Texto para leer:
::::

La cercanía de la solemnidad de Cristo Rey y del sagrado tiempo del Adviento dirige nuestra mirada hacia las realidades postreras de nuestra existencia y del Universo, conocidas precisamente con el nombre de novísimos (del latín novissimum, esto es, lo último) o postrimerías en el lenguaje de la teología católica tradicional; o bien, más modernamente, con el de escatología (de ésjaton, análogo al novissimum latino). Esta reflexión se halla dirigida incluso por la liturgia de estos días, en cierto modo, que en su Evangelio cotidiano trae a colación diversos pasajes alusivos, para terminar desarrollando, en las jornadas inmediatamente previas al comienzo del Adviento, el discurso escatológico del Señor, tal como está reproducido por el evangelista San Lucas.

::::

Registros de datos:
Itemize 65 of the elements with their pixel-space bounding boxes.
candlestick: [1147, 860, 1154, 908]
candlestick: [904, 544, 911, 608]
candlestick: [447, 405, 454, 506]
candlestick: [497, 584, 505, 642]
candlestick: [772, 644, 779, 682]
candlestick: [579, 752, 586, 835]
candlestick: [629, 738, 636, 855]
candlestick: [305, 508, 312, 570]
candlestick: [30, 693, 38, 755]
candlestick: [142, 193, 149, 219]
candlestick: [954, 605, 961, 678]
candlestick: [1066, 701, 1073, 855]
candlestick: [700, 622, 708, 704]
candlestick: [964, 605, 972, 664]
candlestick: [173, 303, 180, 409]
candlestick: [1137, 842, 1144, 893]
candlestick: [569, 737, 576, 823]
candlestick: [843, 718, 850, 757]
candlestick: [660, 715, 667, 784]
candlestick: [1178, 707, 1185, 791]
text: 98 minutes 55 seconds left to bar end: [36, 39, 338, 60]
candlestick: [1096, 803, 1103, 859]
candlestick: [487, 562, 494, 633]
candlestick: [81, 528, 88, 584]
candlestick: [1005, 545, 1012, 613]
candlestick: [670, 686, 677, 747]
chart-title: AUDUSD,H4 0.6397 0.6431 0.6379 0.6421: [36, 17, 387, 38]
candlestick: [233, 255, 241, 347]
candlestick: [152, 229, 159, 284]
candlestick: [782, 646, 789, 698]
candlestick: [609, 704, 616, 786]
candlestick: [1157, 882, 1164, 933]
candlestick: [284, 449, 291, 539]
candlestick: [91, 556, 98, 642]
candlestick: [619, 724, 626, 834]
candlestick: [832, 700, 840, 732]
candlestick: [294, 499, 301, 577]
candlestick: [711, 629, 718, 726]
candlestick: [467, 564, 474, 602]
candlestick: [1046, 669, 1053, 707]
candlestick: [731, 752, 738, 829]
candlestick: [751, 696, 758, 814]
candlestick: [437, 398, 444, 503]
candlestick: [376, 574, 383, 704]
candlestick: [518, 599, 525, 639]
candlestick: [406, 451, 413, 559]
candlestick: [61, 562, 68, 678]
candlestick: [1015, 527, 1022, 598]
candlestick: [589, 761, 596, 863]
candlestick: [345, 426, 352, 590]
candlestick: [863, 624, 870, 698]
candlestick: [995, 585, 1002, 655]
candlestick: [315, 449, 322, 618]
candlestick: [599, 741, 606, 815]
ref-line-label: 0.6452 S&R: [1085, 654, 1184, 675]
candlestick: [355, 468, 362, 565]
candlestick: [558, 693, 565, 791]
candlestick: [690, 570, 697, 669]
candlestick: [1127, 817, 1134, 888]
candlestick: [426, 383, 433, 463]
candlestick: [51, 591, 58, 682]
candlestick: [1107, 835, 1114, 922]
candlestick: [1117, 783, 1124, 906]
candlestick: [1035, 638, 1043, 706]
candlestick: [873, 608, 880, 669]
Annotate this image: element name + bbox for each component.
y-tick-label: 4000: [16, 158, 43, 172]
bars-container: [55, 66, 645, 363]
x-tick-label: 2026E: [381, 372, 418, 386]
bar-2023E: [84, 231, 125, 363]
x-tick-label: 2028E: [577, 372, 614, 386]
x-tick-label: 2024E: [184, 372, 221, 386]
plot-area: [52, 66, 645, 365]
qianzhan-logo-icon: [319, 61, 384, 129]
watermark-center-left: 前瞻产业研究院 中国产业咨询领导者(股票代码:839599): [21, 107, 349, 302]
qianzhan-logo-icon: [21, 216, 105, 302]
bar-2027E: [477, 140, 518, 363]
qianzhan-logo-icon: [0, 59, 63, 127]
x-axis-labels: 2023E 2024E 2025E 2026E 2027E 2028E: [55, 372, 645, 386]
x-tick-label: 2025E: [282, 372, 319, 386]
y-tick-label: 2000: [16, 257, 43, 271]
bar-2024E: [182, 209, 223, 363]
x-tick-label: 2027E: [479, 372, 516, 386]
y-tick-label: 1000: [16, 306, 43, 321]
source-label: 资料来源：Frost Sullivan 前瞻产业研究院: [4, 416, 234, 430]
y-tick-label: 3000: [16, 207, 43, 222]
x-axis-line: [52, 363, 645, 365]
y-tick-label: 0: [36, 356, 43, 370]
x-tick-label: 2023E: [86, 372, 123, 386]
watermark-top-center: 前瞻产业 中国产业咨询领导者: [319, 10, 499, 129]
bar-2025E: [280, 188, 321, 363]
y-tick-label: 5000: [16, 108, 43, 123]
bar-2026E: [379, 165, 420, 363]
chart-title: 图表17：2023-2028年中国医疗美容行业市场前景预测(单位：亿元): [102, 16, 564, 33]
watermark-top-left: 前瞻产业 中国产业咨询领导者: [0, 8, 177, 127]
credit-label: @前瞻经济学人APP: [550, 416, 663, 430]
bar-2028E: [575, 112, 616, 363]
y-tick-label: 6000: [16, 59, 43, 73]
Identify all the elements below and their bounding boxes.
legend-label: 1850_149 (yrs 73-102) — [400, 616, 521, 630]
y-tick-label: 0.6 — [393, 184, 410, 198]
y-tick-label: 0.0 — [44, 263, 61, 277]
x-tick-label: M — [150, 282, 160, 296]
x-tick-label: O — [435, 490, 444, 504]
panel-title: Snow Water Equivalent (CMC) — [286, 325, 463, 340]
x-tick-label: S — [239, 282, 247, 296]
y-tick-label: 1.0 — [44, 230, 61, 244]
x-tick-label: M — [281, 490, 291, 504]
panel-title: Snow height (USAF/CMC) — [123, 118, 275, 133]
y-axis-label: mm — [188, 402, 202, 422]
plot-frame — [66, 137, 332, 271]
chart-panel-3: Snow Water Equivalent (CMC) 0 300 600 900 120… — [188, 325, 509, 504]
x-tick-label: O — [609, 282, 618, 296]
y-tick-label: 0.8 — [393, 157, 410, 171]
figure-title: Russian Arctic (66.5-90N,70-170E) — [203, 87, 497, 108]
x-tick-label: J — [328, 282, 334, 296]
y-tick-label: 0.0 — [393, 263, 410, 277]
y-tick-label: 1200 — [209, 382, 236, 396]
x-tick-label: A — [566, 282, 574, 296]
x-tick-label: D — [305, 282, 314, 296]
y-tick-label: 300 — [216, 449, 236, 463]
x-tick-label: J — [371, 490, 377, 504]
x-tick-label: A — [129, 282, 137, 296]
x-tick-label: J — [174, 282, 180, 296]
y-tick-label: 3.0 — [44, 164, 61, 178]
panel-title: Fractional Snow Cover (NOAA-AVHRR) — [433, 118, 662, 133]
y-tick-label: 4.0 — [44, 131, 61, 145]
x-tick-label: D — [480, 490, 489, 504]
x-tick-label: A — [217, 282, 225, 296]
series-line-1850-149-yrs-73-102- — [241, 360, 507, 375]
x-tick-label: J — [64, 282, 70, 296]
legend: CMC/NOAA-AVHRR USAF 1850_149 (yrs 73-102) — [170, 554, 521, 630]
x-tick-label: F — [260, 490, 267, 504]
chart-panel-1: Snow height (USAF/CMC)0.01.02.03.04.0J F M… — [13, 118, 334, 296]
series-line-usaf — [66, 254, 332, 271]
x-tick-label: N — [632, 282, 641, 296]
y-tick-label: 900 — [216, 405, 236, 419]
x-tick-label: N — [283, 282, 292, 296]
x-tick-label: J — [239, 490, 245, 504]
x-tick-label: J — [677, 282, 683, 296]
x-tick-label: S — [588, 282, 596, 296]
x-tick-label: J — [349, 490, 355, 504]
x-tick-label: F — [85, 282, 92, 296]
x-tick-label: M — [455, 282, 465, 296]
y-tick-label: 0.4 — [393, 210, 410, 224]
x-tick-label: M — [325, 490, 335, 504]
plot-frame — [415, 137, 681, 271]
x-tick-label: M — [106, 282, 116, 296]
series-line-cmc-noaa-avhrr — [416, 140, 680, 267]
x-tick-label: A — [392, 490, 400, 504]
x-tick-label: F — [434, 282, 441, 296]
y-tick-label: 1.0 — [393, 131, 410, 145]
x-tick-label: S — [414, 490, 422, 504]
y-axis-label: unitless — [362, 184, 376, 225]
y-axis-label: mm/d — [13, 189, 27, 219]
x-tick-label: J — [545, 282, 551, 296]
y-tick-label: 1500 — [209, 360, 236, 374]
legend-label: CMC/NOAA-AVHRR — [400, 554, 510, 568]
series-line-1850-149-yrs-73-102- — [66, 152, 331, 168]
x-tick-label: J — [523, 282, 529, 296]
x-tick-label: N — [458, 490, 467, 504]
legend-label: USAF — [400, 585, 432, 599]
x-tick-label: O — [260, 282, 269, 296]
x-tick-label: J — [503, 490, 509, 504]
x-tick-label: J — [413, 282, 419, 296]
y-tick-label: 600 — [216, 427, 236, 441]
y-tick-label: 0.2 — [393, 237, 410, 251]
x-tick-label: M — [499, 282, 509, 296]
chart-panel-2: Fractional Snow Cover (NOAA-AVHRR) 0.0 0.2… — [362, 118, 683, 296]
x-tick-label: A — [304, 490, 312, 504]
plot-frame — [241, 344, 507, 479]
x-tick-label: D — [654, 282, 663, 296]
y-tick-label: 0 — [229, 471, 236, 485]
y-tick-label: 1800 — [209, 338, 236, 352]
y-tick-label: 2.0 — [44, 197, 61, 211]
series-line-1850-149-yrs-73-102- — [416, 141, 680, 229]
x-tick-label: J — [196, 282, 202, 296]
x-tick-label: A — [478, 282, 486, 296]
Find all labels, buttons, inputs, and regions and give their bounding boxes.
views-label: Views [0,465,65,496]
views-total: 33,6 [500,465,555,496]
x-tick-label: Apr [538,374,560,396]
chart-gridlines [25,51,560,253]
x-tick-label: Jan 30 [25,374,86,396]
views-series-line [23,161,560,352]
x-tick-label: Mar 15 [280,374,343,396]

::::

Requisitos del problema:
Responde estas preguntas con datos del texto sobre los novísimos:
1. ¿Qué significa el término latino novissimum?
2. ¿Con qué nombre se conocen más modernamente estas realidades postreras?
3. ¿Qué evangelista reproduce el discurso escatológico del Señor?
Basa tus respuestas solo en el texto sobre los novísimos.

Resultado del ejercicio:
1. Lo último.
2. Escatología.
3. San Lucas.